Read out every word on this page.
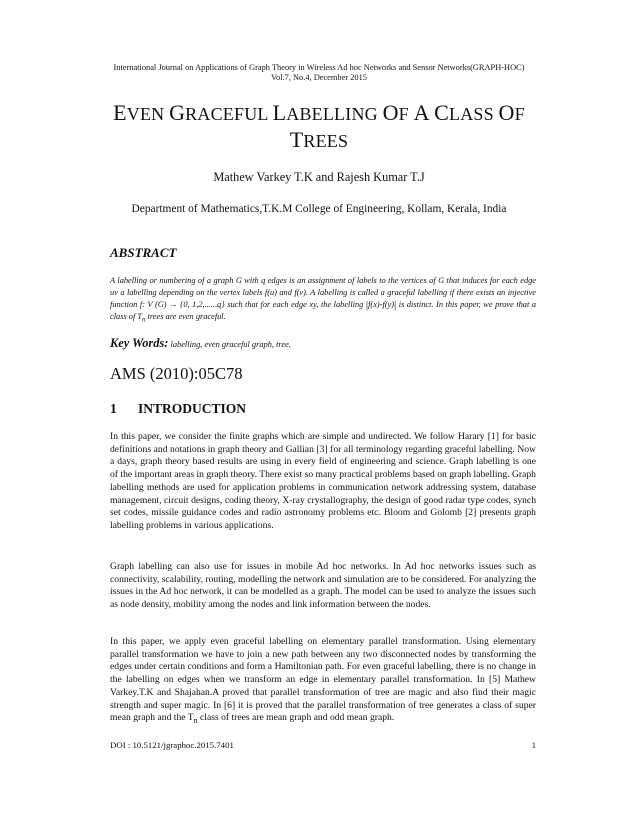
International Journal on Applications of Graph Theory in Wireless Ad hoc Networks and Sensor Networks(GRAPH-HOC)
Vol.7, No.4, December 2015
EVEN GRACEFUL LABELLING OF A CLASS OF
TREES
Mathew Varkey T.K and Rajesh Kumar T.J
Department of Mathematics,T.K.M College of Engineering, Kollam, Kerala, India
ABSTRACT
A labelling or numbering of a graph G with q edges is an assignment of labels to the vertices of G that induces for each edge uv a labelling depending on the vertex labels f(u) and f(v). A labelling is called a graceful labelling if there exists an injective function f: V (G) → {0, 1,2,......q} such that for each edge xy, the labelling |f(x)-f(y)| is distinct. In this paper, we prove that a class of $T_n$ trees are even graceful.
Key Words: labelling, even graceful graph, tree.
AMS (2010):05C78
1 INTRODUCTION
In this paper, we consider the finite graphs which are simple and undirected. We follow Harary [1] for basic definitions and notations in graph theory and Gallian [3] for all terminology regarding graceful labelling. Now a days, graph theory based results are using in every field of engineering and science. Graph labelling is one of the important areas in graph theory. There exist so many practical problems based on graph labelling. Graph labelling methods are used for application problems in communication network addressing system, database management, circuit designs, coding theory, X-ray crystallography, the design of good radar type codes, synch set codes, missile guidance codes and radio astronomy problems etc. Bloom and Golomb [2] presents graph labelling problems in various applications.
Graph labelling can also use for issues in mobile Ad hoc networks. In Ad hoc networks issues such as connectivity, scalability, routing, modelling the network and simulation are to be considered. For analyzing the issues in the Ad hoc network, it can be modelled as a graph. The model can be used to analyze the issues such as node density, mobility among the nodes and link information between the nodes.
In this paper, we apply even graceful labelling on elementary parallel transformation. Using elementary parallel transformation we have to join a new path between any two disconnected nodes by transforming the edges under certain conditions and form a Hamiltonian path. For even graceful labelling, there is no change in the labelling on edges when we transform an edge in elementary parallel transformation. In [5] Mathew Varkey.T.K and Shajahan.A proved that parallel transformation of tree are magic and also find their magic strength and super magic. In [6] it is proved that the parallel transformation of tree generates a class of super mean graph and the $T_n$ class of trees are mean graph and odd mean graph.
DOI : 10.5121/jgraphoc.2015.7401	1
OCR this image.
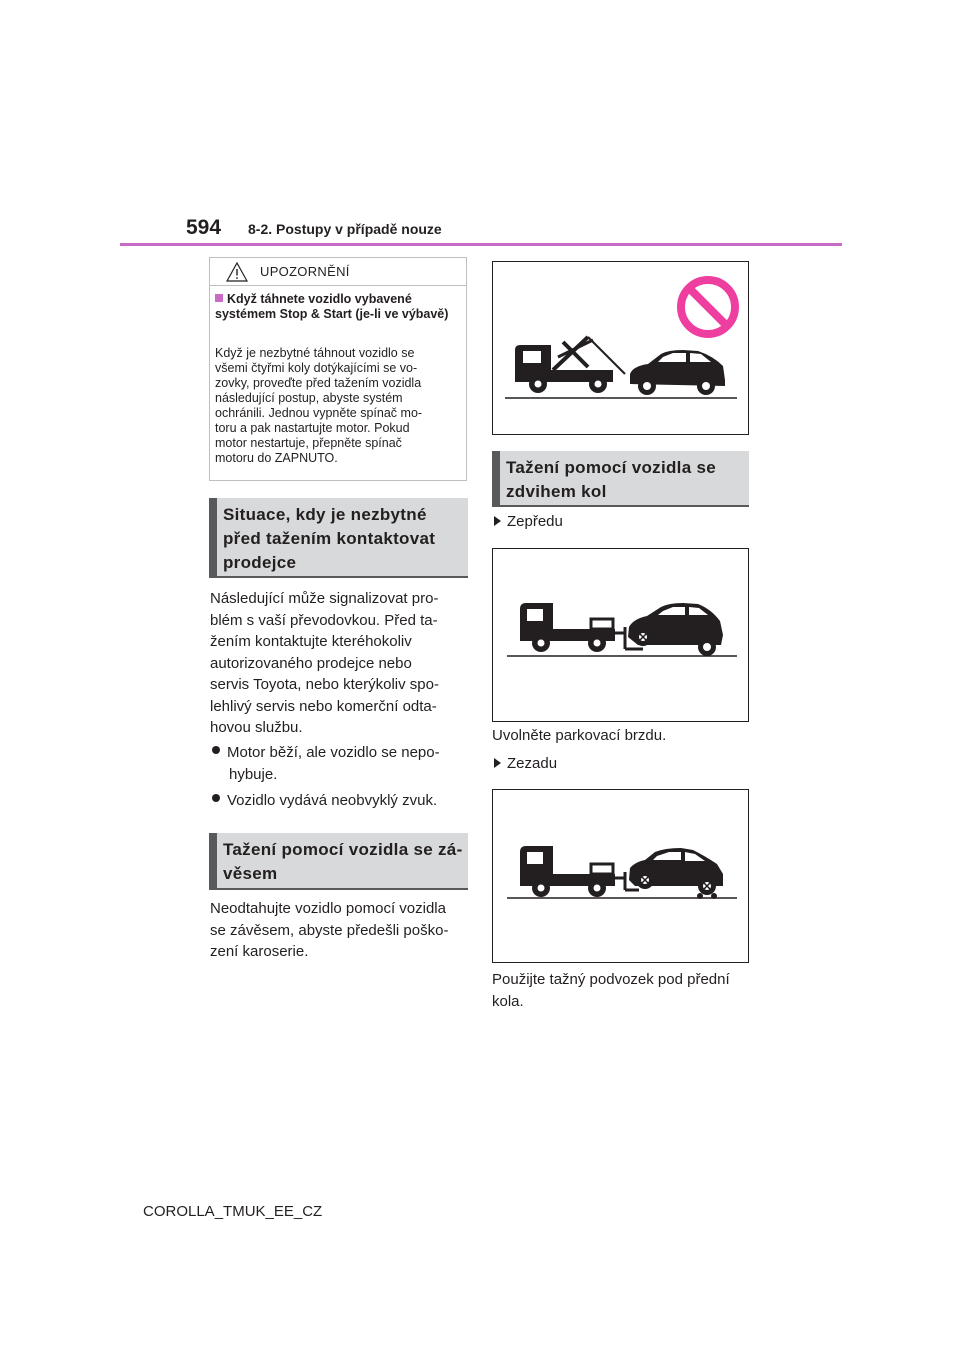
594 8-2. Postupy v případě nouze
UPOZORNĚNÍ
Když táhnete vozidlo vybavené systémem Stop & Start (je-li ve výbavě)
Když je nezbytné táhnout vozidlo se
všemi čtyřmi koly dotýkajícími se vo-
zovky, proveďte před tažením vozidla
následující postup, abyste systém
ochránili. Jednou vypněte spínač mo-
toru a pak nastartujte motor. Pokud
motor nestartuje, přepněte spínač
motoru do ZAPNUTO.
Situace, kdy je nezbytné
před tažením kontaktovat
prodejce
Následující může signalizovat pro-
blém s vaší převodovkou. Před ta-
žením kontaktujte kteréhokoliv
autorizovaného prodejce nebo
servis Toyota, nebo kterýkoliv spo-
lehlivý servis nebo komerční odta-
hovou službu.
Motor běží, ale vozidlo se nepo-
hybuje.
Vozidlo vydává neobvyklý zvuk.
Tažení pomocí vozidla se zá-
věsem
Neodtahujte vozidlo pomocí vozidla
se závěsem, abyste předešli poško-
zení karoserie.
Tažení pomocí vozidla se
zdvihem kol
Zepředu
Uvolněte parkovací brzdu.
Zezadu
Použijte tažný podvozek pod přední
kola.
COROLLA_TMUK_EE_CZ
^^^^^^^^
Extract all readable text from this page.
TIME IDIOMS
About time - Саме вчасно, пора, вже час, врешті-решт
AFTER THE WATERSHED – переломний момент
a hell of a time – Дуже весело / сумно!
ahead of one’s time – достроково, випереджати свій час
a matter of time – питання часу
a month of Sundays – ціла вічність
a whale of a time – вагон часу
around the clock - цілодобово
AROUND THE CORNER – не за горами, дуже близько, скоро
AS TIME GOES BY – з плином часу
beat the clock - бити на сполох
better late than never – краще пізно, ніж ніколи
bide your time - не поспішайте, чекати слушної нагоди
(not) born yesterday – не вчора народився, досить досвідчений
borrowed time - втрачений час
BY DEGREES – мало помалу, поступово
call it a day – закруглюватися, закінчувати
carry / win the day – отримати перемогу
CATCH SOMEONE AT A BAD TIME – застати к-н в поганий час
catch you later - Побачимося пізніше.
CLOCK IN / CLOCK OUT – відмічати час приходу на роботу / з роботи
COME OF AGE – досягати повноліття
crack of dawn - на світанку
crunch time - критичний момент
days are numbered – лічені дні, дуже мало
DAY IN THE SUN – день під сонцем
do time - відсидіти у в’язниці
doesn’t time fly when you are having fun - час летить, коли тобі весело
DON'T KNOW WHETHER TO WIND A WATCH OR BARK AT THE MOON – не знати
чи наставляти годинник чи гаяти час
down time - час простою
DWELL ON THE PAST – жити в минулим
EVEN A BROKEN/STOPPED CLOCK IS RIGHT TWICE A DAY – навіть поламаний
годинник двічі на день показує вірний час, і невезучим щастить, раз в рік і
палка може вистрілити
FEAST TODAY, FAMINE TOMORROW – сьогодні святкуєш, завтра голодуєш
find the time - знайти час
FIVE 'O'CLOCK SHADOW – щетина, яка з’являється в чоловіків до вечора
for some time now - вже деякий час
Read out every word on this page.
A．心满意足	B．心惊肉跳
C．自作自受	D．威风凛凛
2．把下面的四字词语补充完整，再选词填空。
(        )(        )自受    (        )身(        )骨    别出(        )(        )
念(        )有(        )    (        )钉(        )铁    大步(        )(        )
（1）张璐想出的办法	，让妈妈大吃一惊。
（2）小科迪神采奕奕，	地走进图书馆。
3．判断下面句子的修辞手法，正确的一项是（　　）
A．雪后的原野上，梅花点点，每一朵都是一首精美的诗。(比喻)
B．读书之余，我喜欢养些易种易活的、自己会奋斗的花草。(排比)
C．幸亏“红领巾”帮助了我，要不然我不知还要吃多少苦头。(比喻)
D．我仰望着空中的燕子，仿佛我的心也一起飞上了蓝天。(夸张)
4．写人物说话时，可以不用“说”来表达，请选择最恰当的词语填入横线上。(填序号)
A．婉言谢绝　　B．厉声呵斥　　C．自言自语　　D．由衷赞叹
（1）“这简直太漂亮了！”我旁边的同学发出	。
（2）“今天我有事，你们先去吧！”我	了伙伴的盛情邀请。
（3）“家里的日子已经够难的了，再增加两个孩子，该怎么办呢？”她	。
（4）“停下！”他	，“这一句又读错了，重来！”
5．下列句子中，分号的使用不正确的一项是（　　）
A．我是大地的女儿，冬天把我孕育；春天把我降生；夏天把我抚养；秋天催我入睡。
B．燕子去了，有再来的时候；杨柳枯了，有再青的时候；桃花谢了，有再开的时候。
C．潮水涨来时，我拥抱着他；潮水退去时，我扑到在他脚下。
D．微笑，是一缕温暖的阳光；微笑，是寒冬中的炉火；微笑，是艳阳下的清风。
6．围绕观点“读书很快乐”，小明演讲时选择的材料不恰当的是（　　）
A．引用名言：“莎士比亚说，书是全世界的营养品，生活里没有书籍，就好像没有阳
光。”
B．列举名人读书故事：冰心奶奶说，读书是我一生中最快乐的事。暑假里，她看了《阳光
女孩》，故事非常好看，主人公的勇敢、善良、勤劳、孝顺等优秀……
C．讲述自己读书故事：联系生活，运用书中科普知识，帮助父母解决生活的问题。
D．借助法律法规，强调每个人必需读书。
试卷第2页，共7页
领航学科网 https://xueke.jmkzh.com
^^^^^^^^
● JOB: Extract lines where the string "Mathew" occurs.

● EXERCISE SOLUTION:
Mathew Varkey T.K and Rajesh Kumar T.J
In this paper, we apply even graceful labelling on elementary parallel transformation. Using elementary parallel transformation we have to join a new path between any two disconnected nodes by transforming the edges under certain conditions and form a Hamiltonian path. For even graceful labelling, there is no change in the labelling on edges when we transform an edge in elementary parallel transformation. In [5] Mathew Varkey.T.K and Shajahan.A proved that parallel transformation of tree are magic and also find their magic strength and super magic. In [6] it is proved that the parallel transformation of tree generates a class of super mean graph and the $T_n$ class of trees are mean graph and odd mean graph.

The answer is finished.